**INSTRUCTION**
Find the string "moře" in the data, then copy every line where it is found.

**RECORDS PROVIDED**
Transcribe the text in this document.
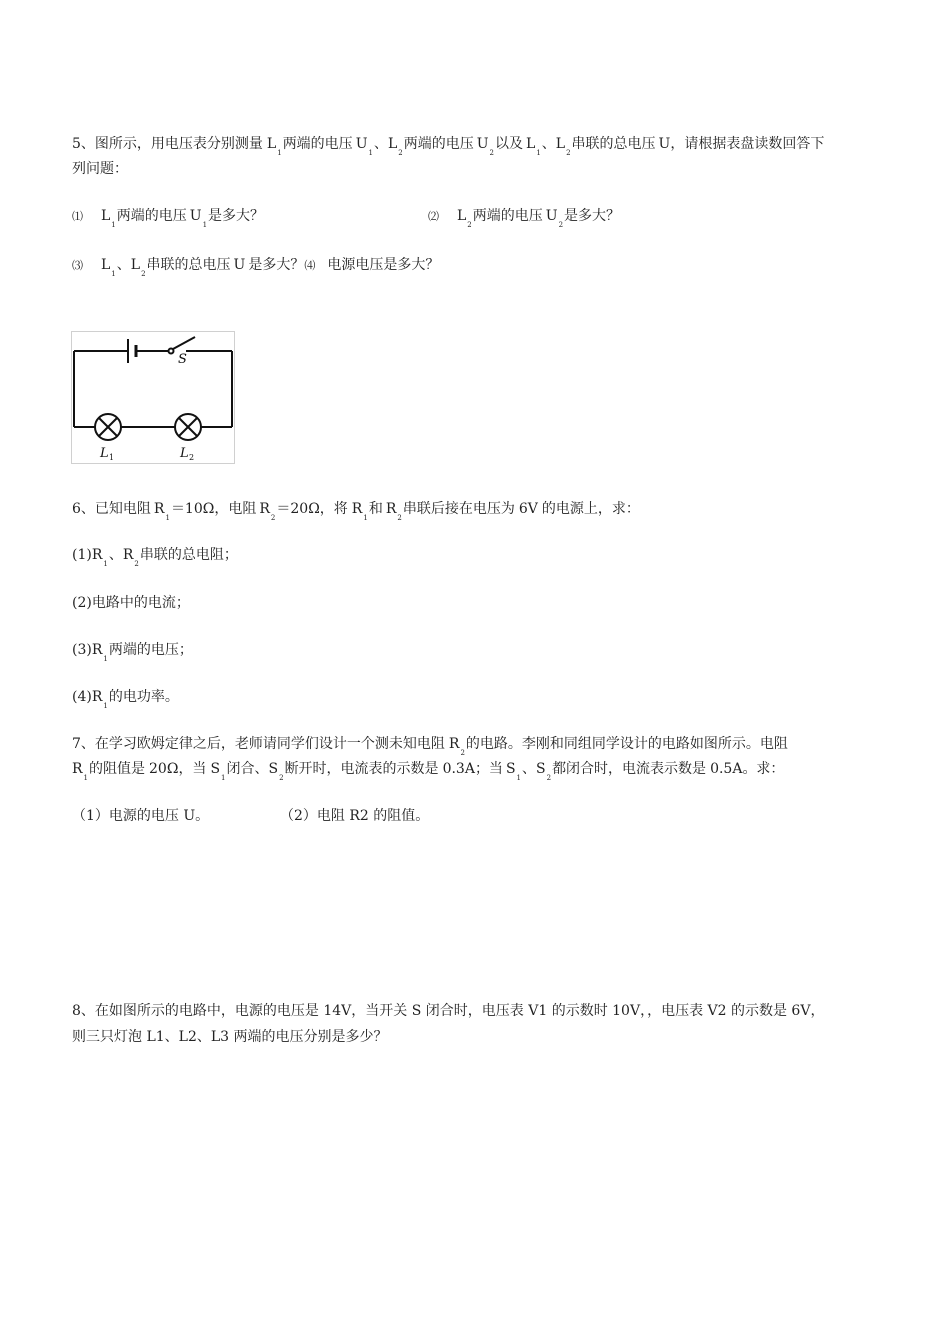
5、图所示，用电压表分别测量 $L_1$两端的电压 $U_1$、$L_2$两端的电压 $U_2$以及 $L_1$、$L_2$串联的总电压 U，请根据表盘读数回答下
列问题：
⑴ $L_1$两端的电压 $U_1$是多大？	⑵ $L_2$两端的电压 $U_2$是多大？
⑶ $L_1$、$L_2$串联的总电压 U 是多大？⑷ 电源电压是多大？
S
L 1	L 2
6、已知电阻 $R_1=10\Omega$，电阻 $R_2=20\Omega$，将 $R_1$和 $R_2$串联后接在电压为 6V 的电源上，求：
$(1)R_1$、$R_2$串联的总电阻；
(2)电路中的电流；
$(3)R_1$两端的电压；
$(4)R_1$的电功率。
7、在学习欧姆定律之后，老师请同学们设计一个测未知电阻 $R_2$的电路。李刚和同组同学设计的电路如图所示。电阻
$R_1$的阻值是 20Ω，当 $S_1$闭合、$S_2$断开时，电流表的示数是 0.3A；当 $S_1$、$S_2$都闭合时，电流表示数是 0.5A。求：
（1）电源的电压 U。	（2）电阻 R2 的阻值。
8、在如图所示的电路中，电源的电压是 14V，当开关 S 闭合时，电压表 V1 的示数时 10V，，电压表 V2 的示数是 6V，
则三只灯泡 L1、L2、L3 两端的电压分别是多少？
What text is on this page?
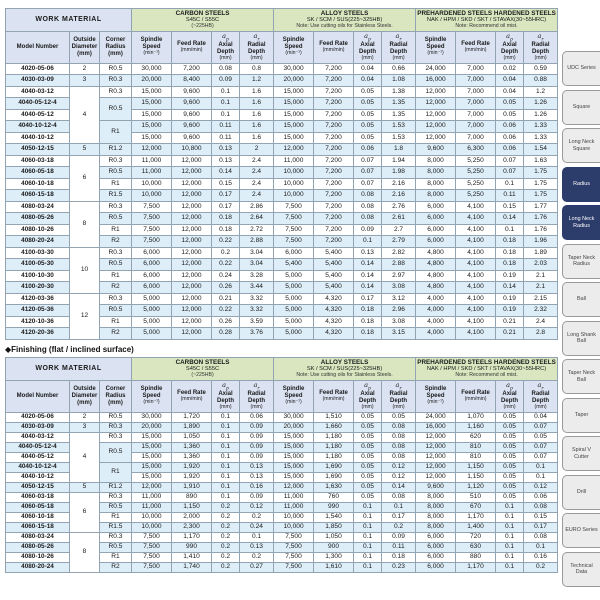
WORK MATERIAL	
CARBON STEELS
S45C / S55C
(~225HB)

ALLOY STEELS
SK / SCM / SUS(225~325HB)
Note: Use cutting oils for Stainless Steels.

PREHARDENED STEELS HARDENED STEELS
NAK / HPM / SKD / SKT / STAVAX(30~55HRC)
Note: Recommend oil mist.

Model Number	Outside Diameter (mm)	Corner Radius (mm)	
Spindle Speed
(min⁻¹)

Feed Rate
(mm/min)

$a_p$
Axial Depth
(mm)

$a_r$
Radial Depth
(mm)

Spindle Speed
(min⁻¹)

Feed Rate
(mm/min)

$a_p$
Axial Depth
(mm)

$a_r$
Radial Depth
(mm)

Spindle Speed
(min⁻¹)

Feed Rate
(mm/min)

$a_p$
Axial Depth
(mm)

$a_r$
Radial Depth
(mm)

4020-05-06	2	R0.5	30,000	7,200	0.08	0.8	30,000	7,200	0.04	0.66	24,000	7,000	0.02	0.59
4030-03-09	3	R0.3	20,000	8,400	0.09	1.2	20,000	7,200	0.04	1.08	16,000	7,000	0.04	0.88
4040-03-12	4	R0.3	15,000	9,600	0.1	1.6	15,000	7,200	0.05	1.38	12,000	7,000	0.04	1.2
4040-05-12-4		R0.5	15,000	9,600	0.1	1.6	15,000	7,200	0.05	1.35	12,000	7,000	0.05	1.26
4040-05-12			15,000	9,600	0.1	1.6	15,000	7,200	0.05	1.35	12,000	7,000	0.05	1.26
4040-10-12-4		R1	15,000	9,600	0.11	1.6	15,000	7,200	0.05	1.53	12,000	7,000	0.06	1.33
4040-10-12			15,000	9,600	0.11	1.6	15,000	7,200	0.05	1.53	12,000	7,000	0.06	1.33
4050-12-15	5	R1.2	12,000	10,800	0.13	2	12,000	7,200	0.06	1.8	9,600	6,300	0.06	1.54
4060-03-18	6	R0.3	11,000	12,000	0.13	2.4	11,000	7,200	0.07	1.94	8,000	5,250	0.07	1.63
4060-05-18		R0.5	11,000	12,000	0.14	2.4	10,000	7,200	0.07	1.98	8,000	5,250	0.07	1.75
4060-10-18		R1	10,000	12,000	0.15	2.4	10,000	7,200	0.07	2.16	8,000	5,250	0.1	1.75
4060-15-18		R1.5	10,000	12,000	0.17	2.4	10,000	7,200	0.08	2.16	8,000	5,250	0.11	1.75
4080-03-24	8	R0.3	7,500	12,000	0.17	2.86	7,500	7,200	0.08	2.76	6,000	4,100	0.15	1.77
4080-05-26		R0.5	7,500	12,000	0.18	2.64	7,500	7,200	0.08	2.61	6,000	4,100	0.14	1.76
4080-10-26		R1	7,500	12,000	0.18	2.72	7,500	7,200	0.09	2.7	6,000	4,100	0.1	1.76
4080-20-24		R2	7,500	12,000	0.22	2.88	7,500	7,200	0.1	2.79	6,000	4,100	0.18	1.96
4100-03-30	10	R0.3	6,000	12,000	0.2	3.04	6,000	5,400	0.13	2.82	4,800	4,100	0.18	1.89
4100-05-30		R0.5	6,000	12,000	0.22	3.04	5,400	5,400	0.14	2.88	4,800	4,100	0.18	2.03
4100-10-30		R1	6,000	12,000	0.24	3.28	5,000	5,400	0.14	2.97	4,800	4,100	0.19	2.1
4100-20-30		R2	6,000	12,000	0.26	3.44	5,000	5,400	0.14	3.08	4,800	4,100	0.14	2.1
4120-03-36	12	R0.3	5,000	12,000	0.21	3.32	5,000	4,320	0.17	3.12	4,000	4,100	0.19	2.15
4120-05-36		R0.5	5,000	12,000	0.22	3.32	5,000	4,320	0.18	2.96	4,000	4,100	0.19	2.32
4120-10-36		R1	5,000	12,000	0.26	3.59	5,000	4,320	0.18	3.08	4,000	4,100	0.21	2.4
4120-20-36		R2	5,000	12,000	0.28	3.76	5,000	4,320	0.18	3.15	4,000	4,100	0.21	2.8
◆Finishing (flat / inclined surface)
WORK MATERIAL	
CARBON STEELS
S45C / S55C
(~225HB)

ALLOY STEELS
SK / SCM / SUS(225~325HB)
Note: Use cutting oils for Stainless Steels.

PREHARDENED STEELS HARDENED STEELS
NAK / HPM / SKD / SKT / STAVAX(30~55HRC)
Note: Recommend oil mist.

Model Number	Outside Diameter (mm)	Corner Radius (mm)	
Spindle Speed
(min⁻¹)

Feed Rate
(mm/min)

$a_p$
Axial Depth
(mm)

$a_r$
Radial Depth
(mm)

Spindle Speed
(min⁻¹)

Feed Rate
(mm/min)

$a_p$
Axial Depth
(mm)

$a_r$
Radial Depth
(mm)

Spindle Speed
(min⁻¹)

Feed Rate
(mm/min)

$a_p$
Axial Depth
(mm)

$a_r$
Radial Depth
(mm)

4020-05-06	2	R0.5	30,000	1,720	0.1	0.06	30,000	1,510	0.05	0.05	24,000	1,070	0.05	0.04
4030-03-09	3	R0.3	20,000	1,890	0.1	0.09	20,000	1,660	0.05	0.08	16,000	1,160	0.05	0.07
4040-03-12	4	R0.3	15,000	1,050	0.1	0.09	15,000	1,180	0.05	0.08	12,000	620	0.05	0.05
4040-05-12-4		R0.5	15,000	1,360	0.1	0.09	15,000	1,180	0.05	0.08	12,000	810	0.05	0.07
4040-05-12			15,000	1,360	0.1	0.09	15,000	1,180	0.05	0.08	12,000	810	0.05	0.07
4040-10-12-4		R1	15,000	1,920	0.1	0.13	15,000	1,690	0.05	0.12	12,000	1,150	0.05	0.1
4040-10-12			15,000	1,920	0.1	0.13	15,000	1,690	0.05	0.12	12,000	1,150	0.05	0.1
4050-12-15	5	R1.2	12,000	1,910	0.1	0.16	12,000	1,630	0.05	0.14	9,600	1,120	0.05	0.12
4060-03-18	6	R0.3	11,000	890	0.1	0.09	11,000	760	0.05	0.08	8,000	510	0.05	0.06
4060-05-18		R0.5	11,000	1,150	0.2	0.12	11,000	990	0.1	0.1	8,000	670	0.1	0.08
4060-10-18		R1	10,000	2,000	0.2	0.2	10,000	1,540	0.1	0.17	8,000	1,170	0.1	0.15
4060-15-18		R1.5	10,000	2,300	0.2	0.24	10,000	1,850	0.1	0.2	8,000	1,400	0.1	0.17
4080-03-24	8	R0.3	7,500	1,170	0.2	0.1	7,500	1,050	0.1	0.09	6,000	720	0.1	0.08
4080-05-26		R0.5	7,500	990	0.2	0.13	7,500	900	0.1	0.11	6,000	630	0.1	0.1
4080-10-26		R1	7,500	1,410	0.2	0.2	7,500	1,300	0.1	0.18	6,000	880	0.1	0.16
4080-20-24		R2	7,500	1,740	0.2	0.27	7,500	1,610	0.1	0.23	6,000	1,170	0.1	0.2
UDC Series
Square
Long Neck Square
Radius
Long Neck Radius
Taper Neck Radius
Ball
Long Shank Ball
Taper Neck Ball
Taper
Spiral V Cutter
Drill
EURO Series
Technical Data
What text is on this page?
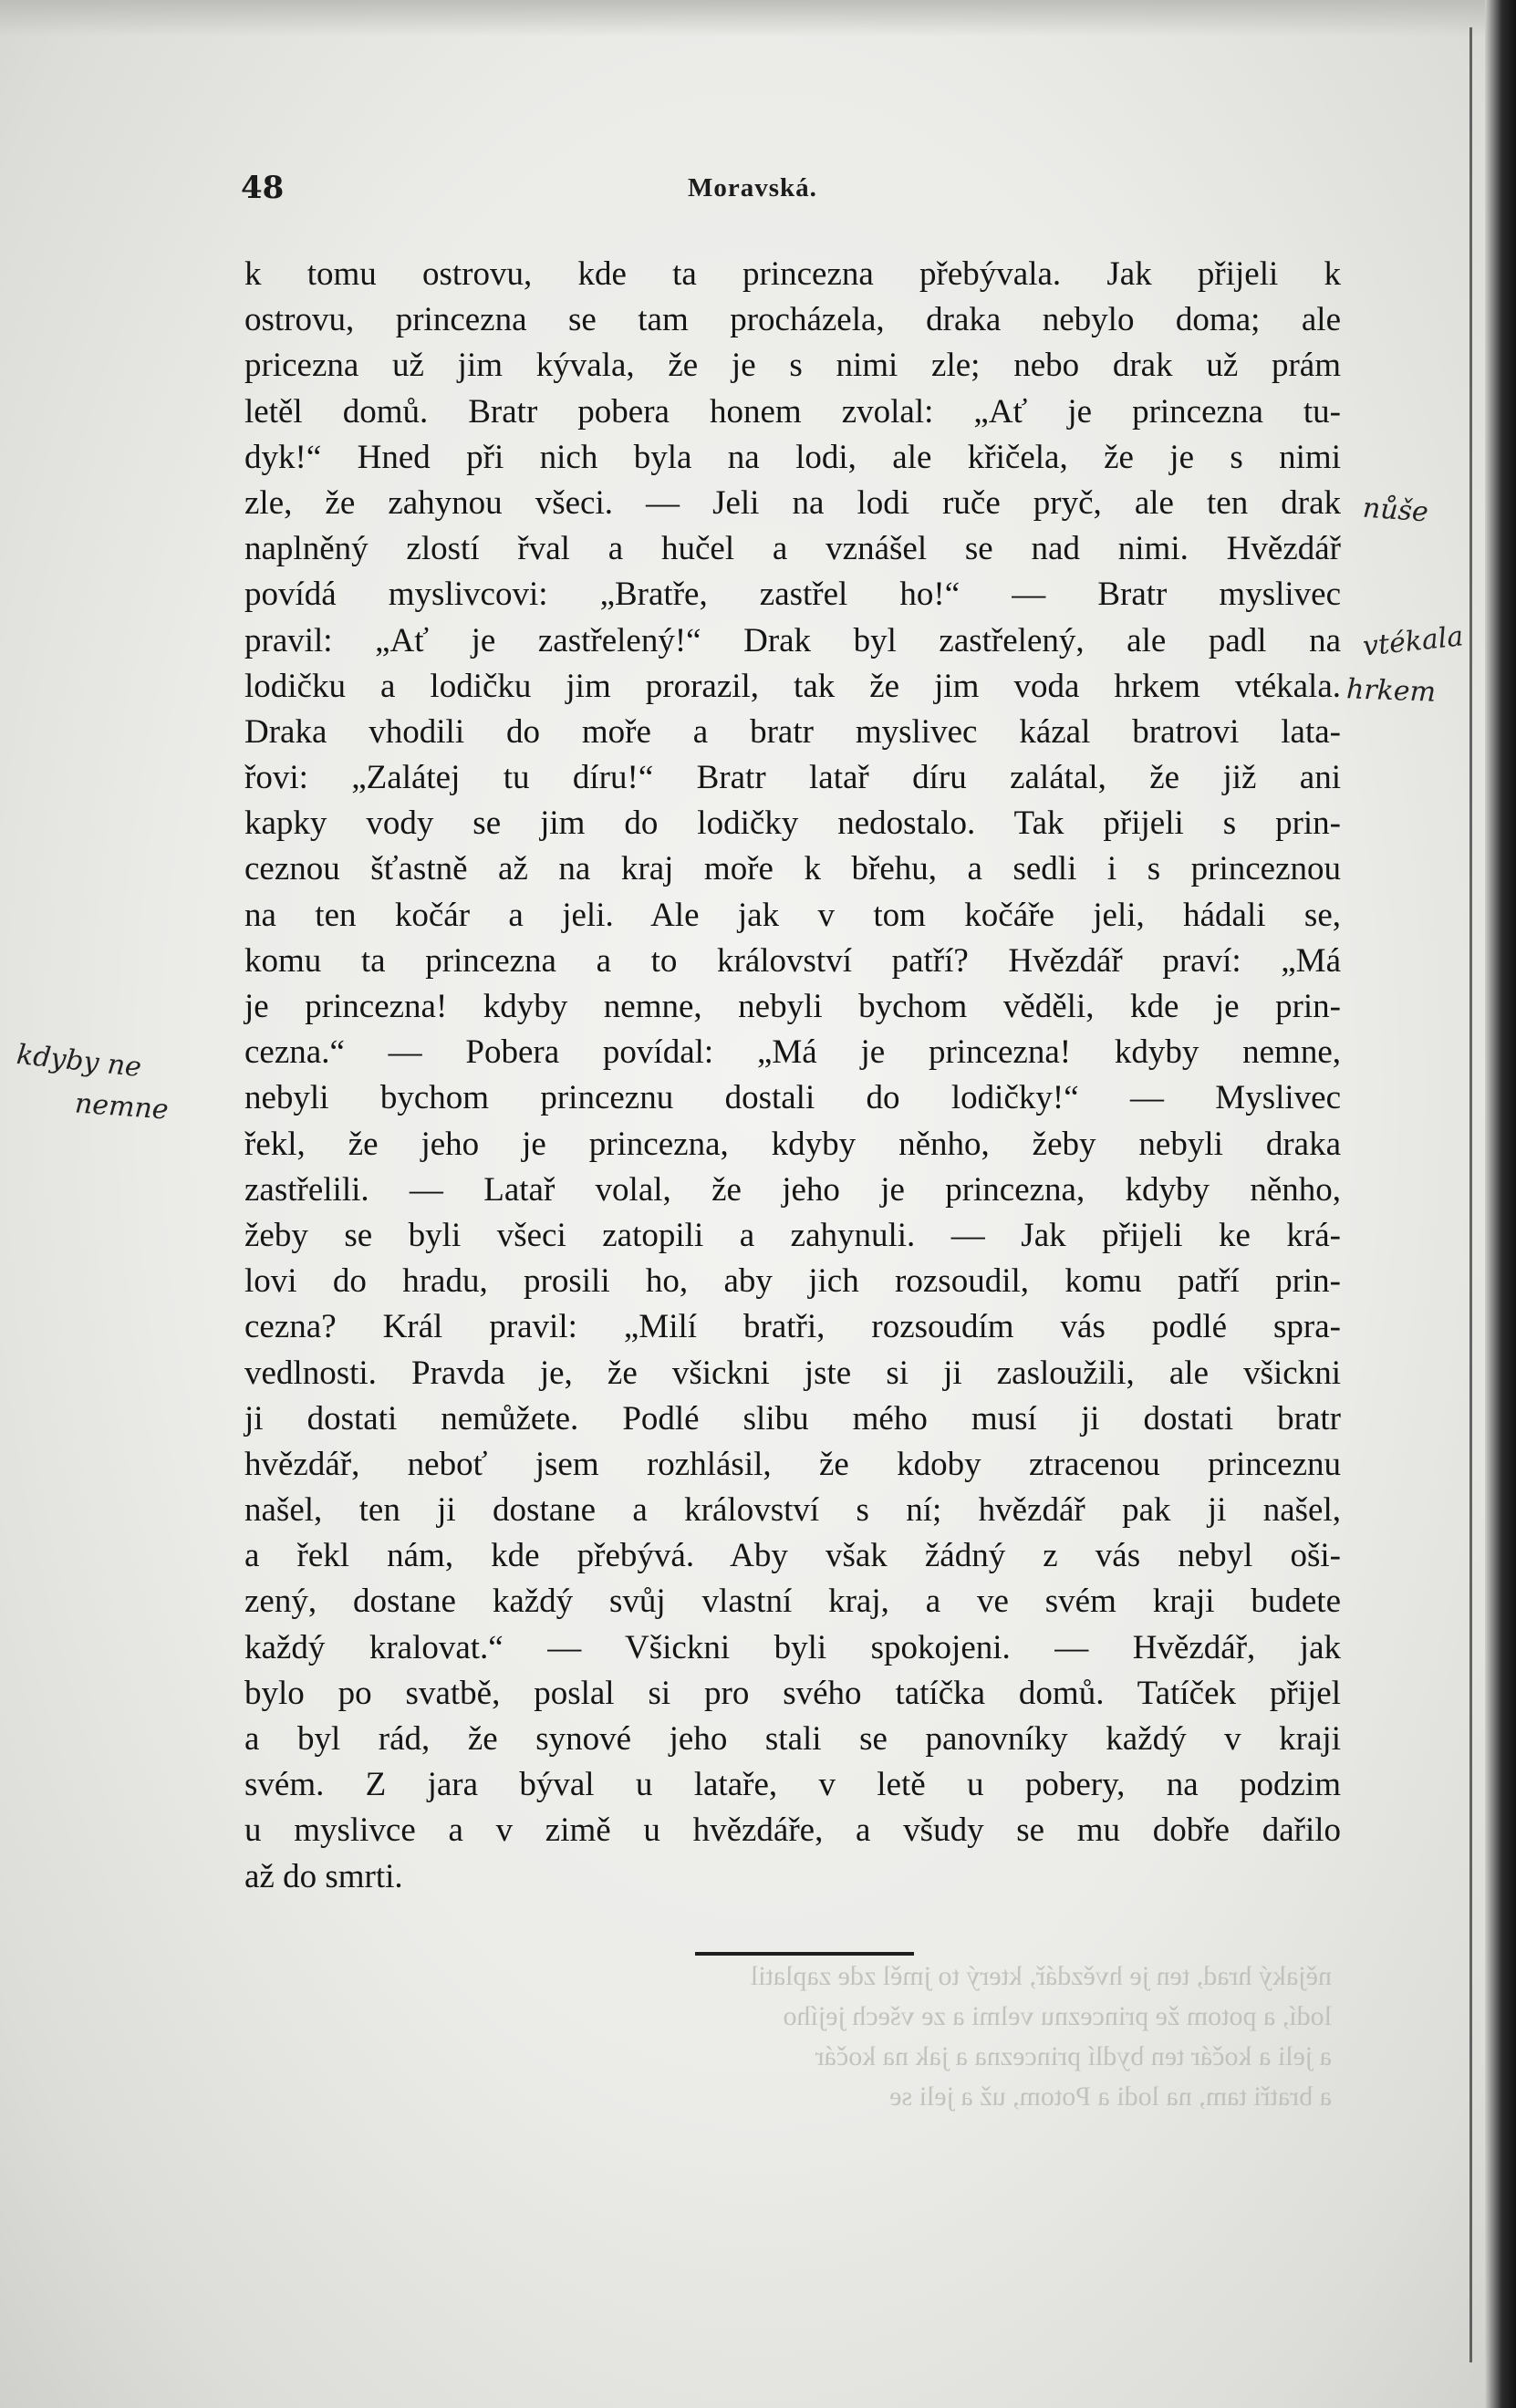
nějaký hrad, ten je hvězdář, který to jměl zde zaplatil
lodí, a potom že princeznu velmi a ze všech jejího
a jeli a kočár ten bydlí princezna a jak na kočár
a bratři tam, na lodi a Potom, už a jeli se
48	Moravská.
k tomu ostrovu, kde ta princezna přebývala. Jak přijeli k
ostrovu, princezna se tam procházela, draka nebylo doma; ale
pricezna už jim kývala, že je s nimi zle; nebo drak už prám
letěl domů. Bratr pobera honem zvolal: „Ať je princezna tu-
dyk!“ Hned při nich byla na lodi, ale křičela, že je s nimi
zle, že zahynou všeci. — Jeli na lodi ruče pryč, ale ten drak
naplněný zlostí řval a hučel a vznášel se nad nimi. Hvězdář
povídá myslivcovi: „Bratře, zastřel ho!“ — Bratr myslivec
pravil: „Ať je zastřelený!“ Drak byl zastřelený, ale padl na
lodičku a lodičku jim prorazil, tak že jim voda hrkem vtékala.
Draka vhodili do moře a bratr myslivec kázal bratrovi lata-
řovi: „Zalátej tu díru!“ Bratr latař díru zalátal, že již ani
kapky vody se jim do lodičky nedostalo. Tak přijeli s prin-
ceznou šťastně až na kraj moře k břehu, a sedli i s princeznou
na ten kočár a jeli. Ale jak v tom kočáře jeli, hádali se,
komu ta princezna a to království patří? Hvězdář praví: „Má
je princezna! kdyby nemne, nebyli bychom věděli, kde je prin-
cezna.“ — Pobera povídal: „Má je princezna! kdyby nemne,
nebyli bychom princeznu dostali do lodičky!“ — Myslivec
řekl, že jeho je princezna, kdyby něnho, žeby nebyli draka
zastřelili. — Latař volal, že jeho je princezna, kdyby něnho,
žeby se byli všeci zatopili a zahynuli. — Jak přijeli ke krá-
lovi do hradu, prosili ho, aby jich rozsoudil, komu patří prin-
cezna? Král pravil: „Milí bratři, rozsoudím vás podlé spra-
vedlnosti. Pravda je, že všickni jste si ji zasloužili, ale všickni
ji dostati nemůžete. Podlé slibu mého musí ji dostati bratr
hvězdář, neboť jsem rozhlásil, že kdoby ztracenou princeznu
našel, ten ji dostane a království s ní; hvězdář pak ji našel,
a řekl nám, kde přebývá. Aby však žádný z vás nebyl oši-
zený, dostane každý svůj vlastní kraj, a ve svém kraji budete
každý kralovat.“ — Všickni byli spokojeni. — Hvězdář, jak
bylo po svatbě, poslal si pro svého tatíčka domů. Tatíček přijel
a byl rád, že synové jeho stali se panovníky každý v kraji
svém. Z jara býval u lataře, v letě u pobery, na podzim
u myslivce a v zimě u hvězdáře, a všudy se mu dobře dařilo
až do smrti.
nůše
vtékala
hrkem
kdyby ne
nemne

**ANSWER FOR THIS EXERCISE**
Draka vhodili do moře a bratr myslivec kázal bratrovi lata-
ceznou šťastně až na kraj moře k břehu, a sedli i s princeznou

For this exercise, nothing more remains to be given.